*Required task:* Every line containing the word "Decode" needs to be found and copied.

*Records for this task:*
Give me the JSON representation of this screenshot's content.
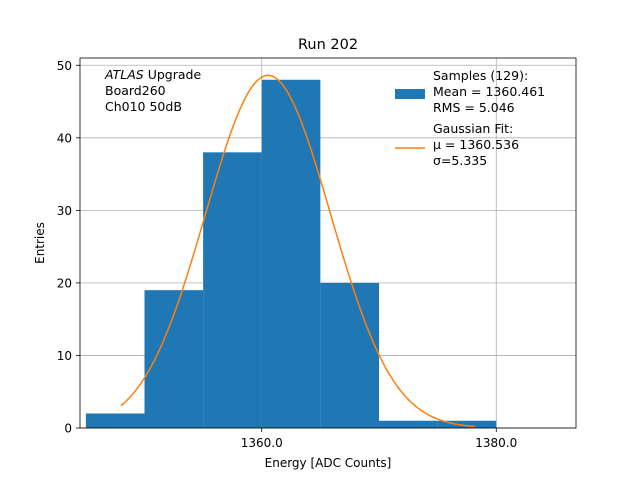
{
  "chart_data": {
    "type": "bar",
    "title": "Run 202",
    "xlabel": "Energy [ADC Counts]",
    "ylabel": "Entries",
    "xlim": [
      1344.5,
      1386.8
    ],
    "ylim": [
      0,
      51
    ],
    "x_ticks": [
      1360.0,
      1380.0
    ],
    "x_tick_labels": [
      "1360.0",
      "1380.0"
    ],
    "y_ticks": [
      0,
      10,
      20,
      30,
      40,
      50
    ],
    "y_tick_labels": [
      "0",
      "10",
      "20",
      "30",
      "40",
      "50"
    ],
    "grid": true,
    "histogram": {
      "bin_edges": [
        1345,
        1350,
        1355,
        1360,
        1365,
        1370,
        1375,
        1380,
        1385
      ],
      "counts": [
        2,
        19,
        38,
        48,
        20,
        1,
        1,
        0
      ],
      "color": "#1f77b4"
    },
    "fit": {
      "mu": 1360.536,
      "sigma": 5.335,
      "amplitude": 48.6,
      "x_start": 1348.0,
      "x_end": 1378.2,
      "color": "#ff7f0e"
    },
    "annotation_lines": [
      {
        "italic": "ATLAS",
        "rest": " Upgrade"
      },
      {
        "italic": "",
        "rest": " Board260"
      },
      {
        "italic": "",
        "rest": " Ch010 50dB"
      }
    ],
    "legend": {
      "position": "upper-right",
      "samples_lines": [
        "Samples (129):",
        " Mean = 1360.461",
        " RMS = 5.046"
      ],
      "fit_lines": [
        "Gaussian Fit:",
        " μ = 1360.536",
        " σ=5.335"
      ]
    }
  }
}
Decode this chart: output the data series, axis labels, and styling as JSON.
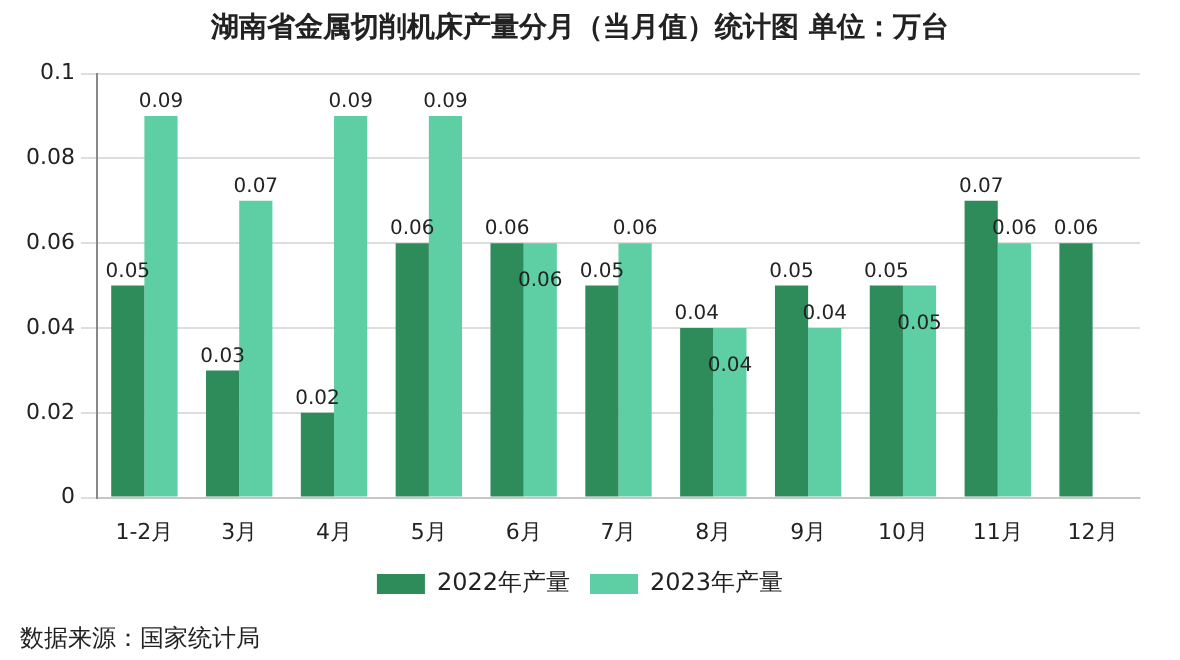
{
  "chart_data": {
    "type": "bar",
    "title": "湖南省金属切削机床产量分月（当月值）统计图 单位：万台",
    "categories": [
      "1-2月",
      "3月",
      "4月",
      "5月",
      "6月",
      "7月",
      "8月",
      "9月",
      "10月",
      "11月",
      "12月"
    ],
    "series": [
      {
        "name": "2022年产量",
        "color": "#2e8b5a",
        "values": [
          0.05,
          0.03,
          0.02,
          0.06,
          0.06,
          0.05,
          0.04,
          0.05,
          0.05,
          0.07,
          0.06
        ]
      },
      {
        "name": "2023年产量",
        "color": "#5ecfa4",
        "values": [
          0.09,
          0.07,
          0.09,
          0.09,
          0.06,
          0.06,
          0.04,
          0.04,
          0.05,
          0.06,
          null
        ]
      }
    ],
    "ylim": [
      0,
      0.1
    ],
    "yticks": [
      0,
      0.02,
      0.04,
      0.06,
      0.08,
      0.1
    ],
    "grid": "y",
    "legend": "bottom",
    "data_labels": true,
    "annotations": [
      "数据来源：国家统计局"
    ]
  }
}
==
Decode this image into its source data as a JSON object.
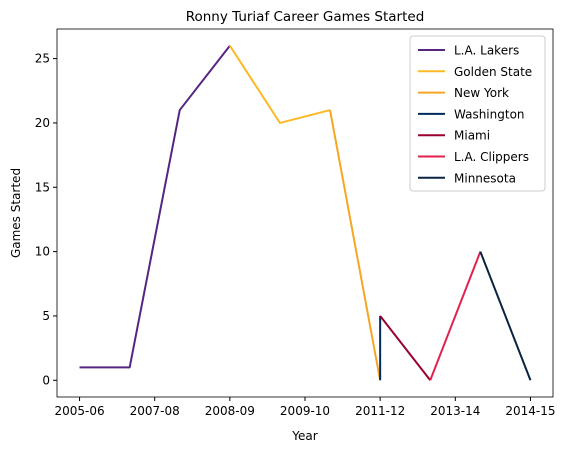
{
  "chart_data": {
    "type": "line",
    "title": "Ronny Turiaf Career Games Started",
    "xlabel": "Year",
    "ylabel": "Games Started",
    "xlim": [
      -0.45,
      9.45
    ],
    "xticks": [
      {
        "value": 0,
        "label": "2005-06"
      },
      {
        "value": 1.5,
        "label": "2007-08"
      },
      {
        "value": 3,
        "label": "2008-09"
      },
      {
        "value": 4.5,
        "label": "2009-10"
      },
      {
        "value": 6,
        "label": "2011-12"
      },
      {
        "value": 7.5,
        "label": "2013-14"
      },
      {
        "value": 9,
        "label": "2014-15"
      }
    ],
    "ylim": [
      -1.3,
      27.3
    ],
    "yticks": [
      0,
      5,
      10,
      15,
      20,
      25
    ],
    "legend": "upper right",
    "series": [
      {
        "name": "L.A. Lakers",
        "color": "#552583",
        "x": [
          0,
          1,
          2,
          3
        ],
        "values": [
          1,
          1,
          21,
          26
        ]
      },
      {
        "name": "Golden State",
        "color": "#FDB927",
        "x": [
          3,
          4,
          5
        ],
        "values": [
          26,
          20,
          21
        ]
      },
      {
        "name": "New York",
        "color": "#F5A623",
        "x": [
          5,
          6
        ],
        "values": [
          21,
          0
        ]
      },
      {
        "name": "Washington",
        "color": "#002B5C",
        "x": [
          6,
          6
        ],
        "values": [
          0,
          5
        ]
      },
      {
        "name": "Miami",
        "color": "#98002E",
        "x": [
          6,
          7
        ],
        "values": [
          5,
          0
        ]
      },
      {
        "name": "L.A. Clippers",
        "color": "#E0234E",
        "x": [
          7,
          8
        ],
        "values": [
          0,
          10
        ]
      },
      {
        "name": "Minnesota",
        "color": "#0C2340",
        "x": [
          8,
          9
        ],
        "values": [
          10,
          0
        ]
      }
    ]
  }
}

*The answer:*
Decode this chart: output the data series, axis labels, and styling as JSON.
Decode this image into its source data as a JSON object.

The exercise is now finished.